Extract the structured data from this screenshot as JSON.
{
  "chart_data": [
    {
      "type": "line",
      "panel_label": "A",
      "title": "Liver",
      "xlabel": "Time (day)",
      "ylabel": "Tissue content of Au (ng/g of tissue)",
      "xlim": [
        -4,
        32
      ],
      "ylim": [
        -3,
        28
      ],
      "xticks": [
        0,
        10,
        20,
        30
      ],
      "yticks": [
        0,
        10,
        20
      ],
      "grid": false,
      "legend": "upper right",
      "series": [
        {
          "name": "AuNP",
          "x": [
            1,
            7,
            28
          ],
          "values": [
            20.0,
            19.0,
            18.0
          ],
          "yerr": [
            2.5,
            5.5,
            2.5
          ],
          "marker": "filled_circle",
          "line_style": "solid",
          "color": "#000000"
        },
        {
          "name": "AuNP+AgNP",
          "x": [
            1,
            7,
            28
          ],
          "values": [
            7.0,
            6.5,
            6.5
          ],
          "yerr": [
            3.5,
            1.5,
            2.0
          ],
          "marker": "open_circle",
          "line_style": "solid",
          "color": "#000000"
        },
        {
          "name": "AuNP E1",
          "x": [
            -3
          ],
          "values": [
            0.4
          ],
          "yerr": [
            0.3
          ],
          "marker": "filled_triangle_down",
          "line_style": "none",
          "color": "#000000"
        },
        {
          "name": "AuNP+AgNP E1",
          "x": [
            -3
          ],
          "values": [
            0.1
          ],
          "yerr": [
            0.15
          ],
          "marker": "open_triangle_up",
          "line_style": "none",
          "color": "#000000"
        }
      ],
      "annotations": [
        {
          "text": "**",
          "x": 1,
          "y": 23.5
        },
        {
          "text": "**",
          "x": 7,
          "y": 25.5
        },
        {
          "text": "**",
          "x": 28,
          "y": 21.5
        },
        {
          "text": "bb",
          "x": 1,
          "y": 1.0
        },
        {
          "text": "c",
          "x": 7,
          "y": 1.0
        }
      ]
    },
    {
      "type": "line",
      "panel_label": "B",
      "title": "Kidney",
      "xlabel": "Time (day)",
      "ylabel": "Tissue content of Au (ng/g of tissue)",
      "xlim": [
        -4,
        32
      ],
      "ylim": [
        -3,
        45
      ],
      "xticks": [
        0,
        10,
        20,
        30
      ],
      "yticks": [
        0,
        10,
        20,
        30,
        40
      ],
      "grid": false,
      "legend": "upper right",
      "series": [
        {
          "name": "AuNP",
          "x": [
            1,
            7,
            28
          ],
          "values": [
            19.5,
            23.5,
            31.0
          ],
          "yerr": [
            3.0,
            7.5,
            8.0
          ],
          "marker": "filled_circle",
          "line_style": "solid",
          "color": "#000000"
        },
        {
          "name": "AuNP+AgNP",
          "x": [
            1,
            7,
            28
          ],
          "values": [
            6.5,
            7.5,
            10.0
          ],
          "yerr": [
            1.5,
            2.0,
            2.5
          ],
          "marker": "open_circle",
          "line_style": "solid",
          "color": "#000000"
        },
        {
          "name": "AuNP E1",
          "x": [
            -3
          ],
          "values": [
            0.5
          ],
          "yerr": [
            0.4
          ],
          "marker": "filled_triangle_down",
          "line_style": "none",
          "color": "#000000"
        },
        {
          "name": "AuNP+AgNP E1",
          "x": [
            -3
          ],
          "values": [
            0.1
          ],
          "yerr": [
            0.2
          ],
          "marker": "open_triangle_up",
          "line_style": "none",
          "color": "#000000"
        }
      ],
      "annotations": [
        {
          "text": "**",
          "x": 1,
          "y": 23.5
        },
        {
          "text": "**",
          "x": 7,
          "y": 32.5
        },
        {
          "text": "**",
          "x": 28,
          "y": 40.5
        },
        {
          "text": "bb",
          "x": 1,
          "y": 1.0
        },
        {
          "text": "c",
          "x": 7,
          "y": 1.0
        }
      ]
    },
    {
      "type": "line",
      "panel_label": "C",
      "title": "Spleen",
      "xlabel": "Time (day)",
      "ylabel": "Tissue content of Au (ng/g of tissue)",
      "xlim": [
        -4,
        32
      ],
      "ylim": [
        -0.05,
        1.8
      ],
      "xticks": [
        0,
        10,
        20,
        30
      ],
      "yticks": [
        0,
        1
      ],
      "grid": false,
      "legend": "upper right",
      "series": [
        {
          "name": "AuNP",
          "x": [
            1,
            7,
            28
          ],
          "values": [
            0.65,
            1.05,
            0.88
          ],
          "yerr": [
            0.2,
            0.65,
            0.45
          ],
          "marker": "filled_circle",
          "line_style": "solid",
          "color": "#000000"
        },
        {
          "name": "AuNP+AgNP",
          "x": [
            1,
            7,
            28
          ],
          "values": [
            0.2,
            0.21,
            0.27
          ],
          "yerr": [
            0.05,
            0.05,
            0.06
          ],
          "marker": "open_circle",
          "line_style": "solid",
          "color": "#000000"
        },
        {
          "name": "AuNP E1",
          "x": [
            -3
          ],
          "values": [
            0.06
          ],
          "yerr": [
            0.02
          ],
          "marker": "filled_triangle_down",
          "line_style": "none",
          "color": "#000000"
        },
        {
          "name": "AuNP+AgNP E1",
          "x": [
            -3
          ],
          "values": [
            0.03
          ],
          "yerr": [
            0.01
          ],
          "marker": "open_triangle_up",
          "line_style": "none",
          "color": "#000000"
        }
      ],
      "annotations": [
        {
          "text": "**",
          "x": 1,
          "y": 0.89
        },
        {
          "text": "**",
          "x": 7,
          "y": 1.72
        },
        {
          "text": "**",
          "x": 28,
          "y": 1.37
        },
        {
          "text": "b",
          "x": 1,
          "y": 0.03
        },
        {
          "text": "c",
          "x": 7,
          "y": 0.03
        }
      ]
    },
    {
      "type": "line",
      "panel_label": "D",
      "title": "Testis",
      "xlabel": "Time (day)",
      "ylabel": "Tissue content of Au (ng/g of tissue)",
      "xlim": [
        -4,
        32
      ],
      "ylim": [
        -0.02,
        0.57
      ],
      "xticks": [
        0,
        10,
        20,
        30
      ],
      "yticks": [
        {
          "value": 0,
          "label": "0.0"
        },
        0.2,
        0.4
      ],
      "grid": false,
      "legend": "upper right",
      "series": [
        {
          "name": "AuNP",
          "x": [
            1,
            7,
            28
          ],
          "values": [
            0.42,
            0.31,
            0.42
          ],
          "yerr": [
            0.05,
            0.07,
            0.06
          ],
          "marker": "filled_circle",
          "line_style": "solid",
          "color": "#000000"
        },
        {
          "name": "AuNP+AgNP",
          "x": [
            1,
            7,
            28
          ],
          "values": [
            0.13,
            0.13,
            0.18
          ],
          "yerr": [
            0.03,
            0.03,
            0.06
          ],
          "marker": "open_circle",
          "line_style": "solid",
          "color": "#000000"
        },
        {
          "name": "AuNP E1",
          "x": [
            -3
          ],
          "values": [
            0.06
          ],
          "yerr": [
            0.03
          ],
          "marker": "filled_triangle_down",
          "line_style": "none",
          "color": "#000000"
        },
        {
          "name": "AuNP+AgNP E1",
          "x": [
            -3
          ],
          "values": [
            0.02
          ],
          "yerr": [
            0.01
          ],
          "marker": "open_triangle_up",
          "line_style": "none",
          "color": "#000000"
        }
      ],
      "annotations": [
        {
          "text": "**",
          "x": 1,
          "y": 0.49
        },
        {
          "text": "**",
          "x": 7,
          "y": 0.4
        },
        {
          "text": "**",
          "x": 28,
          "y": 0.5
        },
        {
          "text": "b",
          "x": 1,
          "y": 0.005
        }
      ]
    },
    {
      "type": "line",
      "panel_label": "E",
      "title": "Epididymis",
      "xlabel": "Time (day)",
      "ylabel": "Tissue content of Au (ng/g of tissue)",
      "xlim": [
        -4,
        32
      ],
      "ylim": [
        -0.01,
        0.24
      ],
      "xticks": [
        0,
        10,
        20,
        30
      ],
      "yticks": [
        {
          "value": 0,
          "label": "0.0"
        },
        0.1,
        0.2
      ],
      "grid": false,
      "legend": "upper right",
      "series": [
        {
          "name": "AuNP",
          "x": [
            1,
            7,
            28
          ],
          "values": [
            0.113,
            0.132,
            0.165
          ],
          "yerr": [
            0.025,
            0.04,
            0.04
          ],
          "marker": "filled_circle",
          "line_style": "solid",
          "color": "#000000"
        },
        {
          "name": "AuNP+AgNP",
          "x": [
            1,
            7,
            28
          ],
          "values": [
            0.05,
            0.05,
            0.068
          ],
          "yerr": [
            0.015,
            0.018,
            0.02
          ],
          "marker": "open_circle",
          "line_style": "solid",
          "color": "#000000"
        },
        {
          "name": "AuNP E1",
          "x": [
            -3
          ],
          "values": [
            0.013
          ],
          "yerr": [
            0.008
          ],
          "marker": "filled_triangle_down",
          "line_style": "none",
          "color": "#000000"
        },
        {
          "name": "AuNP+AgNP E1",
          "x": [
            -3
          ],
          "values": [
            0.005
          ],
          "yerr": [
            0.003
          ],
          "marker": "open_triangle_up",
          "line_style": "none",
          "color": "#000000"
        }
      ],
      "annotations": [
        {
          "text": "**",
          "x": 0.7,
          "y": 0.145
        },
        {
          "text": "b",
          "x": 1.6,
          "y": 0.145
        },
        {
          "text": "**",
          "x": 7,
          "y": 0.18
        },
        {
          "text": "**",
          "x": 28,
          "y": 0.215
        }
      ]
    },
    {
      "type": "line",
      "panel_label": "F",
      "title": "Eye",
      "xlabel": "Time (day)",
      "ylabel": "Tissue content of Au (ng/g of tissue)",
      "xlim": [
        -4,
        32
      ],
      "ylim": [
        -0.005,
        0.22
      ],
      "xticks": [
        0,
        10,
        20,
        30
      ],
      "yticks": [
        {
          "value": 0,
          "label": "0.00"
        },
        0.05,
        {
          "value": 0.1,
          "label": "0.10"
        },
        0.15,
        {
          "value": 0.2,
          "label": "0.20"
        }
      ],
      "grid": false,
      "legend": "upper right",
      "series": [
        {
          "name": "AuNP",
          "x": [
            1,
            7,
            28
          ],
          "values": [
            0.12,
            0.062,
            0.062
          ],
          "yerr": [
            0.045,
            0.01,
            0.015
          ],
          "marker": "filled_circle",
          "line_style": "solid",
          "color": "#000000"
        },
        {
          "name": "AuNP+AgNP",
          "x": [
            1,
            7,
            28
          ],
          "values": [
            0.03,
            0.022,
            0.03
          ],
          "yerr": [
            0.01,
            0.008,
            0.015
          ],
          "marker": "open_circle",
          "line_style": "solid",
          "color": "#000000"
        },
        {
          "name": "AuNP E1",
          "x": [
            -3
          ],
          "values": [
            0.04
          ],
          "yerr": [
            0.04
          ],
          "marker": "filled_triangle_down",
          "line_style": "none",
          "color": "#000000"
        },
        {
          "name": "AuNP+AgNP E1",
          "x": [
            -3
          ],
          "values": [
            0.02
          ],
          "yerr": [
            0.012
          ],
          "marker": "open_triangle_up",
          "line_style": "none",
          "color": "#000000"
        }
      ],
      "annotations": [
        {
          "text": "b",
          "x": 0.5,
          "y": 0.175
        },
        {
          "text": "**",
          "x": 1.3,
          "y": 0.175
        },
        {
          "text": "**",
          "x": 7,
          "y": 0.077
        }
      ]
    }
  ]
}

Exercise: Pick out the lines containing the string "title".

The result:
      "title": "Liver",
      "title": "Kidney",
      "title": "Spleen",
      "title": "Testis",
      "title": "Epididymis",
      "title": "Eye",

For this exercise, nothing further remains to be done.